-- Begin Dataset records --
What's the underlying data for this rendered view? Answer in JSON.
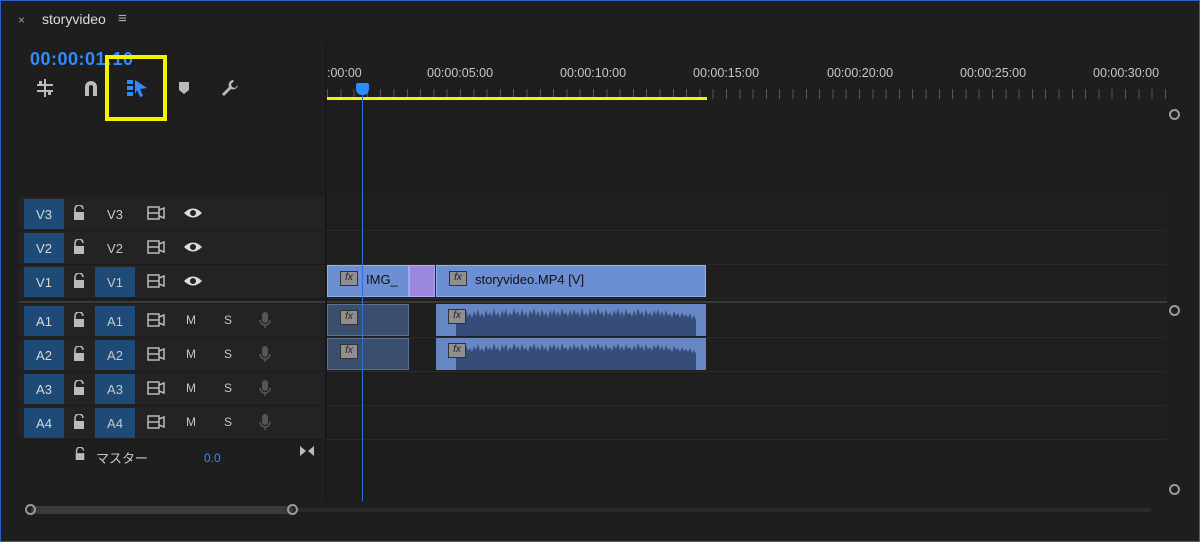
{
  "tab": {
    "title": "storyvideo",
    "close": "×",
    "menu": "≡"
  },
  "timecode": "00:00:01:10",
  "ruler": {
    "labels": [
      ":00:00",
      "00:00:05:00",
      "00:00:10:00",
      "00:00:15:00",
      "00:00:20:00",
      "00:00:25:00",
      "00:00:30:00"
    ]
  },
  "tracks": {
    "video": [
      {
        "src": "V3",
        "target": "V3",
        "target_on": false
      },
      {
        "src": "V2",
        "target": "V2",
        "target_on": false
      },
      {
        "src": "V1",
        "target": "V1",
        "target_on": true
      }
    ],
    "audio": [
      {
        "src": "A1",
        "target": "A1",
        "m": "M",
        "s": "S"
      },
      {
        "src": "A2",
        "target": "A2",
        "m": "M",
        "s": "S"
      },
      {
        "src": "A3",
        "target": "A3",
        "m": "M",
        "s": "S"
      },
      {
        "src": "A4",
        "target": "A4",
        "m": "M",
        "s": "S"
      }
    ]
  },
  "master": {
    "label": "マスター",
    "value": "0.0"
  },
  "clips": {
    "v1_img": "IMG_",
    "v1_main": "storyvideo.MP4 [V]",
    "fx": "fx"
  },
  "colors": {
    "accent": "#2f8cff",
    "highlight": "#f4f300",
    "clip_video": "#6b8fd2",
    "transition": "#9b87e0"
  }
}
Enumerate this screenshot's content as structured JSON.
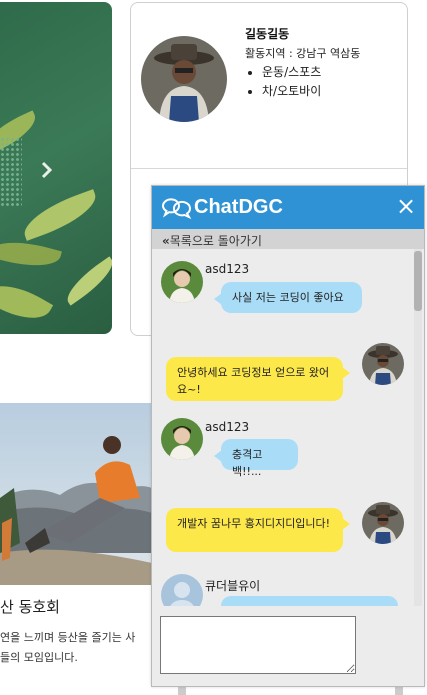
{
  "profile": {
    "name": "길동길동",
    "area": "활동지역 : 강남구 역삼동",
    "tags": [
      "운동/스포츠",
      "차/오토바이"
    ]
  },
  "carousel": {
    "next_icon": "chevron-right-icon"
  },
  "club": {
    "title": "산 동호회",
    "desc_line1": "연을 느끼며 등산을 즐기는 사",
    "desc_line2": "들의 모임입니다."
  },
  "chat": {
    "title": "ChatDGC",
    "close_icon": "×",
    "back_label": "목록으로 돌아가기",
    "back_icon": "«",
    "accent_color": "#2f92d4",
    "bubble_blue": "#a9dcf6",
    "bubble_yellow": "#fde84a",
    "messages": [
      {
        "side": "left",
        "user": "asd123",
        "text": "사실 저는 코딩이 좋아요"
      },
      {
        "side": "right",
        "user": "",
        "text": "안녕하세요 코딩정보 얻으로 왔어요~!"
      },
      {
        "side": "left",
        "user": "asd123",
        "text": "충격고백!!..."
      },
      {
        "side": "right",
        "user": "",
        "text": "개발자 꿈나무 홍지디지디입니다!"
      },
      {
        "side": "left",
        "user": "큐더블유이",
        "text": ""
      }
    ],
    "input_value": ""
  }
}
-- End Dataset records --
**Goal**
Leave out the pictures and repeat everything else in the records exactly.

**In response**
What's the underlying data for this rendered view? Answer in JSON.
{
  "tab": {
    "title": "storyvideo",
    "close": "×",
    "menu": "≡"
  },
  "timecode": "00:00:01:10",
  "ruler": {
    "labels": [
      ":00:00",
      "00:00:05:00",
      "00:00:10:00",
      "00:00:15:00",
      "00:00:20:00",
      "00:00:25:00",
      "00:00:30:00"
    ]
  },
  "tracks": {
    "video": [
      {
        "src": "V3",
        "target": "V3",
        "target_on": false
      },
      {
        "src": "V2",
        "target": "V2",
        "target_on": false
      },
      {
        "src": "V1",
        "target": "V1",
        "target_on": true
      }
    ],
    "audio": [
      {
        "src": "A1",
        "target": "A1",
        "m": "M",
        "s": "S"
      },
      {
        "src": "A2",
        "target": "A2",
        "m": "M",
        "s": "S"
      },
      {
        "src": "A3",
        "target": "A3",
        "m": "M",
        "s": "S"
      },
      {
        "src": "A4",
        "target": "A4",
        "m": "M",
        "s": "S"
      }
    ]
  },
  "master": {
    "label": "マスター",
    "value": "0.0"
  },
  "clips": {
    "v1_img": "IMG_",
    "v1_main": "storyvideo.MP4 [V]",
    "fx": "fx"
  },
  "colors": {
    "accent": "#2f8cff",
    "highlight": "#f4f300",
    "clip_video": "#6b8fd2",
    "transition": "#9b87e0"
  }
}
Enumerate this screenshot's content as structured JSON.
{
  "profile": {
    "name": "길동길동",
    "area": "활동지역 : 강남구 역삼동",
    "tags": [
      "운동/스포츠",
      "차/오토바이"
    ]
  },
  "carousel": {
    "next_icon": "chevron-right-icon"
  },
  "club": {
    "title": "산 동호회",
    "desc_line1": "연을 느끼며 등산을 즐기는 사",
    "desc_line2": "들의 모임입니다."
  },
  "chat": {
    "title": "ChatDGC",
    "close_icon": "×",
    "back_label": "목록으로 돌아가기",
    "back_icon": "«",
    "accent_color": "#2f92d4",
    "bubble_blue": "#a9dcf6",
    "bubble_yellow": "#fde84a",
    "messages": [
      {
        "side": "left",
        "user": "asd123",
        "text": "사실 저는 코딩이 좋아요"
      },
      {
        "side": "right",
        "user": "",
        "text": "안녕하세요 코딩정보 얻으로 왔어요~!"
      },
      {
        "side": "left",
        "user": "asd123",
        "text": "충격고백!!..."
      },
      {
        "side": "right",
        "user": "",
        "text": "개발자 꿈나무 홍지디지디입니다!"
      },
      {
        "side": "left",
        "user": "큐더블유이",
        "text": ""
      }
    ],
    "input_value": ""
  }
}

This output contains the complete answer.